Records supplied>
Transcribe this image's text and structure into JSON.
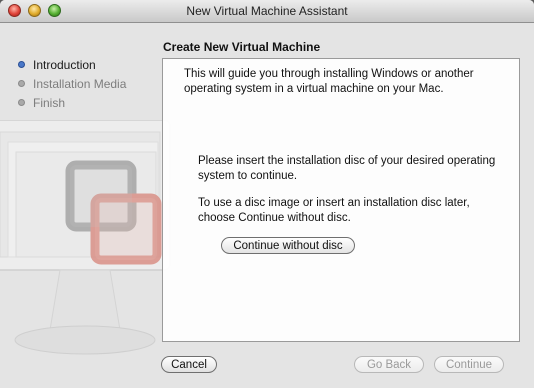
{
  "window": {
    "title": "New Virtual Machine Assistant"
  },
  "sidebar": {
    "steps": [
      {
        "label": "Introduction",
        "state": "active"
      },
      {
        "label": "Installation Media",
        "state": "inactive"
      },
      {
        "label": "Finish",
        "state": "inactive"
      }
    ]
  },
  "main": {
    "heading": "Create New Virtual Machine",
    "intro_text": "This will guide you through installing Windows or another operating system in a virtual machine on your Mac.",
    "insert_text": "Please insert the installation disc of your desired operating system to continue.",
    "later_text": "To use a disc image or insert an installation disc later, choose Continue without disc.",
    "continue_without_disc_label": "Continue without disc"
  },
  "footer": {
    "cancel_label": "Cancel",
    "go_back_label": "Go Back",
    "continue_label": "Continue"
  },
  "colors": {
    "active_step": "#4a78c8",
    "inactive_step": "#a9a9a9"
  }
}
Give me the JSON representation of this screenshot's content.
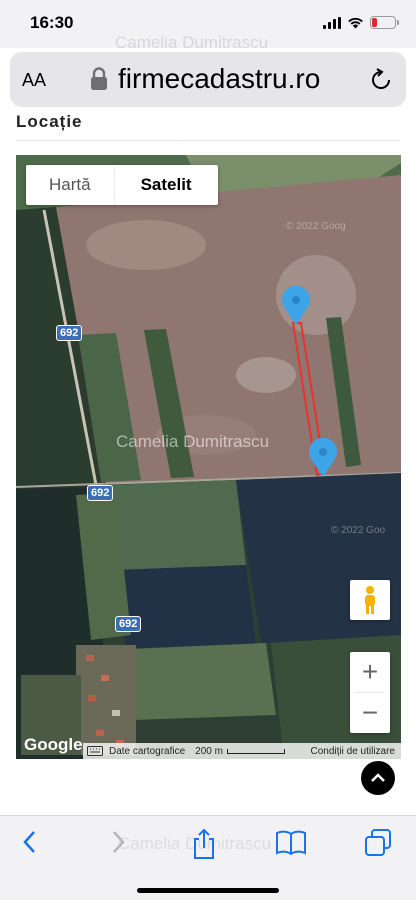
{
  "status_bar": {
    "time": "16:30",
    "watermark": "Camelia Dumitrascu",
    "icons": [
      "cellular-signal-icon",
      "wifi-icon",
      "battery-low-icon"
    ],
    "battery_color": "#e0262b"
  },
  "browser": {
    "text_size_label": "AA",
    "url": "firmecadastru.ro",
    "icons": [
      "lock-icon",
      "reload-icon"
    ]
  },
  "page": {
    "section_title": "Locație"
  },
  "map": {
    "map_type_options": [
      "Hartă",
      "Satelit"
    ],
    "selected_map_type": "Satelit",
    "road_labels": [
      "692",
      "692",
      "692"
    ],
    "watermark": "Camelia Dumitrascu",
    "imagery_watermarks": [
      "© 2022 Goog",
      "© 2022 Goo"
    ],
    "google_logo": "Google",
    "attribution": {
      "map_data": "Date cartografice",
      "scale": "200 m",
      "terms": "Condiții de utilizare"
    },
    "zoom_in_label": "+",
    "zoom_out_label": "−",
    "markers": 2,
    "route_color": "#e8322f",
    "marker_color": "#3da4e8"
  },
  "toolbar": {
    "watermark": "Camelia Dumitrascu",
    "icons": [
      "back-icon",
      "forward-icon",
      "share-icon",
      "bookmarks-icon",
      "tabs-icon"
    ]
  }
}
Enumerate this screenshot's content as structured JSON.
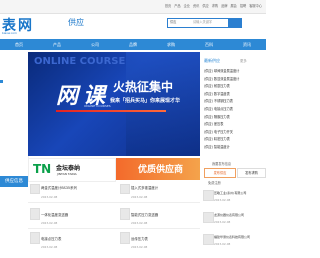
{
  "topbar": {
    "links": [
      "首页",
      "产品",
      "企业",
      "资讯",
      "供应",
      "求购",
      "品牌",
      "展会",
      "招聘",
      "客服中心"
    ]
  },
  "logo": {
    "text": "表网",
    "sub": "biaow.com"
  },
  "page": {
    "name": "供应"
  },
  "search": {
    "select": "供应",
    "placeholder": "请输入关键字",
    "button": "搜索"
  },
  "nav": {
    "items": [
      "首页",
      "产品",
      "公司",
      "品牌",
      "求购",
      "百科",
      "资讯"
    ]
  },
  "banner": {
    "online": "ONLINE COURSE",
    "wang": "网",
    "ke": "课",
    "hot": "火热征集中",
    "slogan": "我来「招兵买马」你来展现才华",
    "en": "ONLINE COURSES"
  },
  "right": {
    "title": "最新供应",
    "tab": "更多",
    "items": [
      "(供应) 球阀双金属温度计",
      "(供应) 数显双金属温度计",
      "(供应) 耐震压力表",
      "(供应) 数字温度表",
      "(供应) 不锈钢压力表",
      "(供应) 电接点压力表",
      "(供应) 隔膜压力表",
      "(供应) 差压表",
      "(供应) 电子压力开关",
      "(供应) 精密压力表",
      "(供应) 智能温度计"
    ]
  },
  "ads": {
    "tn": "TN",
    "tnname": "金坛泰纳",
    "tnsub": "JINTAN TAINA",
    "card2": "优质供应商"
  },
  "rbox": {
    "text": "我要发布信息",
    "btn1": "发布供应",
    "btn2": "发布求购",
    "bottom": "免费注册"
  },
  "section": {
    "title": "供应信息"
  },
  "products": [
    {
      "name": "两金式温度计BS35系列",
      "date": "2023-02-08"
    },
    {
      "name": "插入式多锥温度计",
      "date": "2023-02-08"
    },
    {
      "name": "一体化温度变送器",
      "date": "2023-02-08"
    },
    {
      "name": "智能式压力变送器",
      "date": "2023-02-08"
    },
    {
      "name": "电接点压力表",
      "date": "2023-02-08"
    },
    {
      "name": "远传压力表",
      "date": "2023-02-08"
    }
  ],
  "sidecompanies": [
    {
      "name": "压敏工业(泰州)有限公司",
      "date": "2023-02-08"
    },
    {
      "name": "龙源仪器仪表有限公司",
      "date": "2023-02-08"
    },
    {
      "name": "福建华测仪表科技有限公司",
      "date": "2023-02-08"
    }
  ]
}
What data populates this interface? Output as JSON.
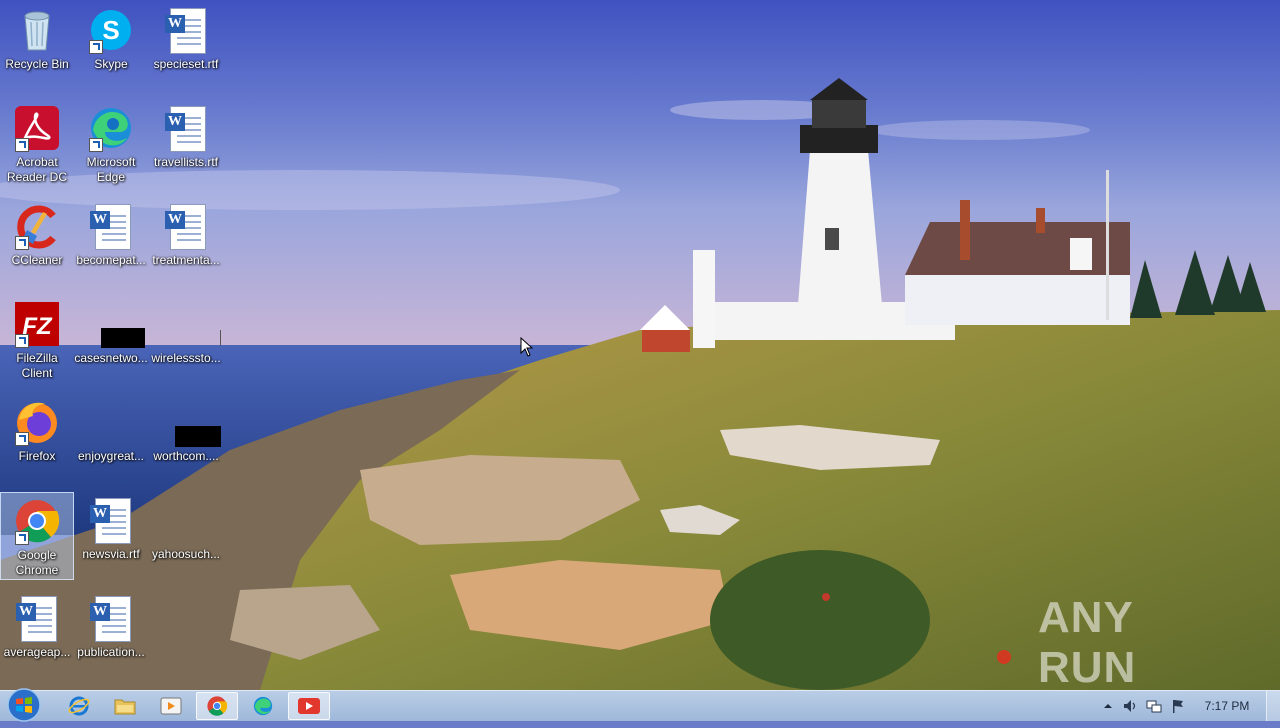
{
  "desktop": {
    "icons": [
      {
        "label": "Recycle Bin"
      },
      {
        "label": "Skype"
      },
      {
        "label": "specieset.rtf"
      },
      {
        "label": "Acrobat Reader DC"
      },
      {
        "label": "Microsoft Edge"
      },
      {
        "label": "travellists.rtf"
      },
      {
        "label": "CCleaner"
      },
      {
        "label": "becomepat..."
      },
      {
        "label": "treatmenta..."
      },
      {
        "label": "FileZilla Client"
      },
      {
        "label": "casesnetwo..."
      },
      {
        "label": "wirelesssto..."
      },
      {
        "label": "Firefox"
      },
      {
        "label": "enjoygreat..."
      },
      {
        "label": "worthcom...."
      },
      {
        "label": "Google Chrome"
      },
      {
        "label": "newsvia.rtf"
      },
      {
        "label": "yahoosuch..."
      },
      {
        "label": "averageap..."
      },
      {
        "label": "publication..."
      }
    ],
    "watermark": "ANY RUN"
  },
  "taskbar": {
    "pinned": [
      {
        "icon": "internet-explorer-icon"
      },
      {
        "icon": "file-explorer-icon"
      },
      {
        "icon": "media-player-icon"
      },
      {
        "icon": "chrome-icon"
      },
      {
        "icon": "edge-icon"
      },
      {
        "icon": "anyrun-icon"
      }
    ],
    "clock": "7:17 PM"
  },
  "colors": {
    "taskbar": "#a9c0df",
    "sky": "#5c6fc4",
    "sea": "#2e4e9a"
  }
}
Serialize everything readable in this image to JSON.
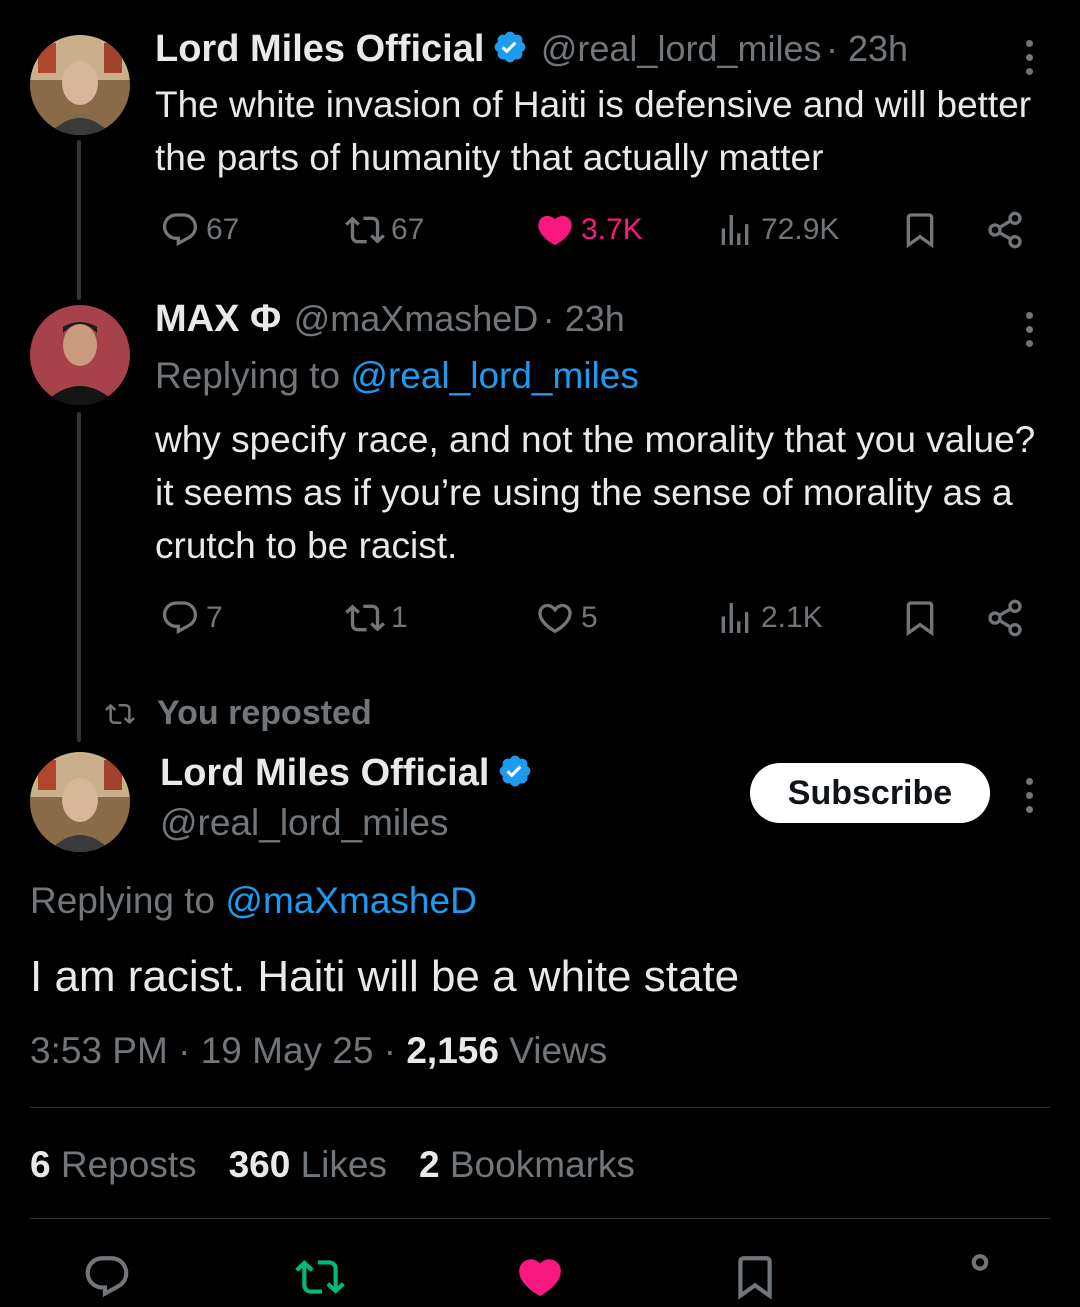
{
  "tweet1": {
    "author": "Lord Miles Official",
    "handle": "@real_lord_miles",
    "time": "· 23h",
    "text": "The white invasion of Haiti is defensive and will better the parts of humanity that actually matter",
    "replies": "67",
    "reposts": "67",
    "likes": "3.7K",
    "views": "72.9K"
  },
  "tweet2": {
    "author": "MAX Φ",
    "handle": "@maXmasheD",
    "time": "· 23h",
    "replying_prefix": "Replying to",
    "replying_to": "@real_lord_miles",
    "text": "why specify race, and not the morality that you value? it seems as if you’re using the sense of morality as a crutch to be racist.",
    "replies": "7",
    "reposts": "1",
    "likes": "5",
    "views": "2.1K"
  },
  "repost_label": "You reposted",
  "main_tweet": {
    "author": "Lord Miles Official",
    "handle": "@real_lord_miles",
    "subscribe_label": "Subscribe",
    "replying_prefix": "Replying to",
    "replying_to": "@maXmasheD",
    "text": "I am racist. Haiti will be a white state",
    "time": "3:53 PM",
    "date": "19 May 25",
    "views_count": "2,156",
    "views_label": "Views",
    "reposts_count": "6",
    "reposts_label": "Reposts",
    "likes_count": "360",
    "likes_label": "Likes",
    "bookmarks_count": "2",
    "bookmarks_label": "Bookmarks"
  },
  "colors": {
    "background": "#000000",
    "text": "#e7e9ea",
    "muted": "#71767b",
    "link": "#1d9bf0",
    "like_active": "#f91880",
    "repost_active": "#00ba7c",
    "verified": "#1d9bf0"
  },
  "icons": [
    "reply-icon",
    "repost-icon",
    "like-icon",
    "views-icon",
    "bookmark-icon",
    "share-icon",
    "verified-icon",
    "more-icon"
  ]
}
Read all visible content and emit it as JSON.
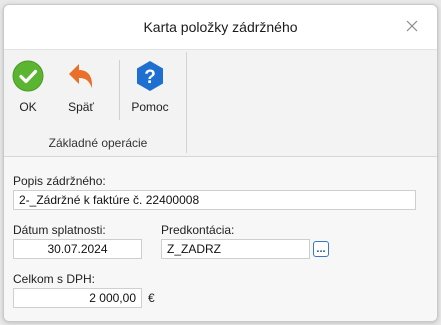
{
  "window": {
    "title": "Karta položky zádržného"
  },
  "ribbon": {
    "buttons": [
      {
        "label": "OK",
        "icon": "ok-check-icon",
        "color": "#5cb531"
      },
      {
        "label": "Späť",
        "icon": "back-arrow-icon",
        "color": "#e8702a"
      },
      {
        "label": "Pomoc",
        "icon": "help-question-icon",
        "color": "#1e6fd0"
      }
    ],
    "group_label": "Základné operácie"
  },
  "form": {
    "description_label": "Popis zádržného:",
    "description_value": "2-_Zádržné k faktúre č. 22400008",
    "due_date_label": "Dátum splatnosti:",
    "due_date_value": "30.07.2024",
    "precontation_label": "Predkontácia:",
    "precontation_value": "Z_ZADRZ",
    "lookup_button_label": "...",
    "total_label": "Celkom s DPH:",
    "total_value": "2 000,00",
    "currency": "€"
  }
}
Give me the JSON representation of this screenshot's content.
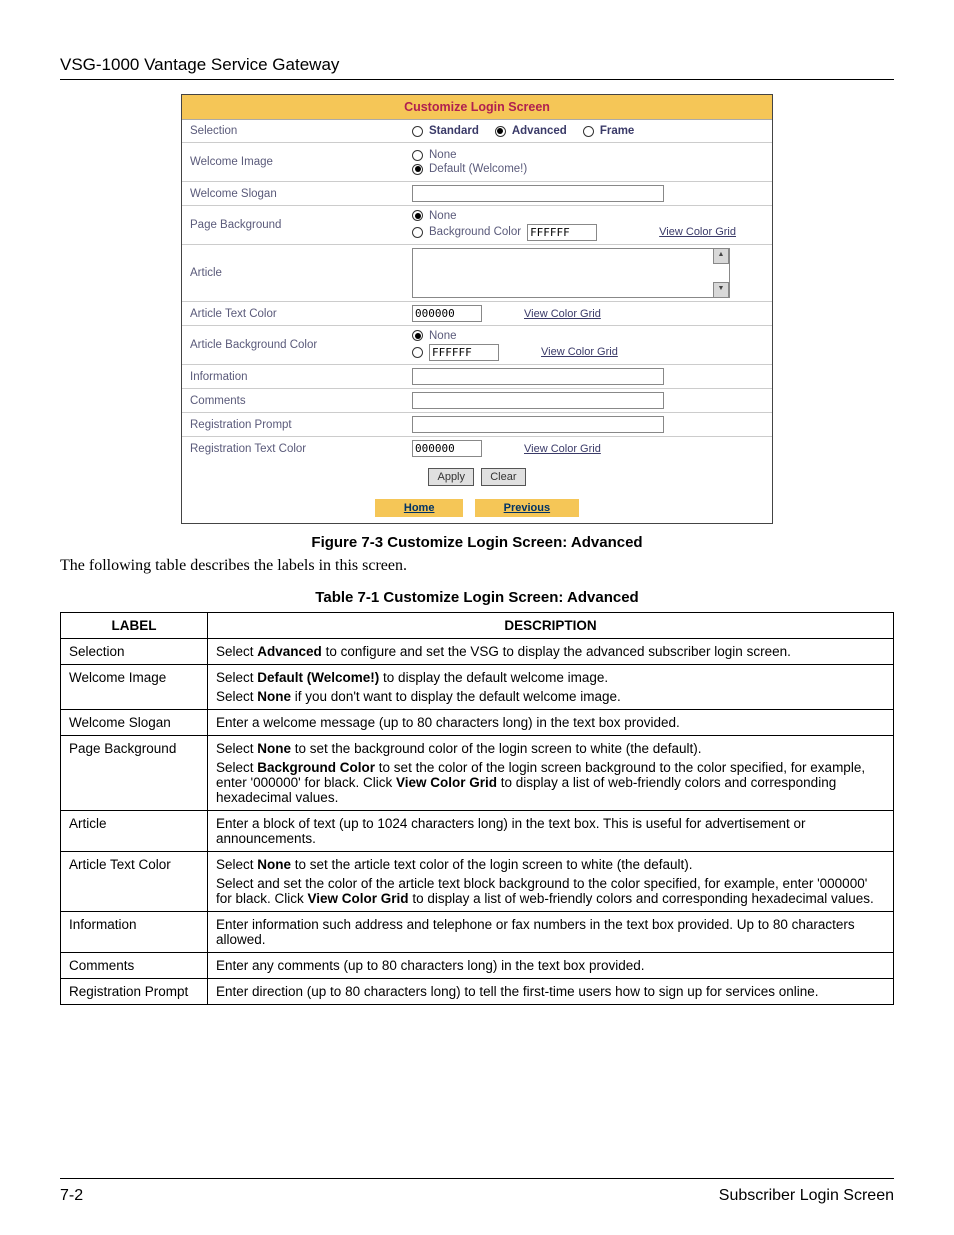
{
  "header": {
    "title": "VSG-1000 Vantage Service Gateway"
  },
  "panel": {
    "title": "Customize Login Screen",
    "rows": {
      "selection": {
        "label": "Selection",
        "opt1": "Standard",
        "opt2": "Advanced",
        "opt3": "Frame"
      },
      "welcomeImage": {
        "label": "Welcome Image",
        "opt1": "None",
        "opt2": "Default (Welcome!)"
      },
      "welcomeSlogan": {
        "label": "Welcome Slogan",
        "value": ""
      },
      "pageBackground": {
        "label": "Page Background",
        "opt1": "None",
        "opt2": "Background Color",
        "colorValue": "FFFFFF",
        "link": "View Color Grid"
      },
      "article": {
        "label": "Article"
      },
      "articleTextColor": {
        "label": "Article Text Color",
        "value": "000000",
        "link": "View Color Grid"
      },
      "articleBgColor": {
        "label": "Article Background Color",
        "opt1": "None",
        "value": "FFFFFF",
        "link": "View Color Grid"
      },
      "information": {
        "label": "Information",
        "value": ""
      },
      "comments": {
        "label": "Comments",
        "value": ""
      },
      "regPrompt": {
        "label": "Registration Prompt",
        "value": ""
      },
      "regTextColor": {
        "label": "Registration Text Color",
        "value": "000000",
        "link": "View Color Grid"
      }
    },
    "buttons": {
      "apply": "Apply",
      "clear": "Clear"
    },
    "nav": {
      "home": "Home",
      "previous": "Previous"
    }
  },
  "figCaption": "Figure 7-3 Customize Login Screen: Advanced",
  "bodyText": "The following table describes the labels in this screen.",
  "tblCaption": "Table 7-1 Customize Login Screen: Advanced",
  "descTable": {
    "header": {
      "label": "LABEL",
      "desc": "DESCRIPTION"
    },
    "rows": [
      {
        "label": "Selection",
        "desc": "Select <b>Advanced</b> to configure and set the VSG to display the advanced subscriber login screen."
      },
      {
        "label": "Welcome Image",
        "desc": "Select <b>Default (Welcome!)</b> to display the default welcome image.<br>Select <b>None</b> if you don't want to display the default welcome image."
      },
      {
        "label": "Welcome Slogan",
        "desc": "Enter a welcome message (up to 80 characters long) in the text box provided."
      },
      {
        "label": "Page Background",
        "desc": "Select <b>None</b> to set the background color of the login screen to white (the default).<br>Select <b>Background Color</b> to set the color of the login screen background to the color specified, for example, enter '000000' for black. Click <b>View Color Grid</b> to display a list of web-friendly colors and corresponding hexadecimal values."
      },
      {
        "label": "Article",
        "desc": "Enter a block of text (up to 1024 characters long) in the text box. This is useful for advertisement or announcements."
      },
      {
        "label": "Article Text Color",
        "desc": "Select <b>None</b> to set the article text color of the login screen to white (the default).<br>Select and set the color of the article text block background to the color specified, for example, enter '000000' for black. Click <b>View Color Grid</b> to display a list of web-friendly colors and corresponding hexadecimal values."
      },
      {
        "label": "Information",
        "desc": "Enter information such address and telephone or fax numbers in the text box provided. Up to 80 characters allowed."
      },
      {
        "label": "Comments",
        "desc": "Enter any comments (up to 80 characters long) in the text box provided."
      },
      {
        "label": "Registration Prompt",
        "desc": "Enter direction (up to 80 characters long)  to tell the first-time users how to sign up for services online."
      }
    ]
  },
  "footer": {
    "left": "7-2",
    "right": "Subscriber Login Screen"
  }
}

What you are asked to do> Track down every line holding the string "Customize" and copy it.

Correct response>
    "title": "Customize Login Screen",
  "figCaption": "Figure 7-3 Customize Login Screen: Advanced",
  "tblCaption": "Table 7-1 Customize Login Screen: Advanced",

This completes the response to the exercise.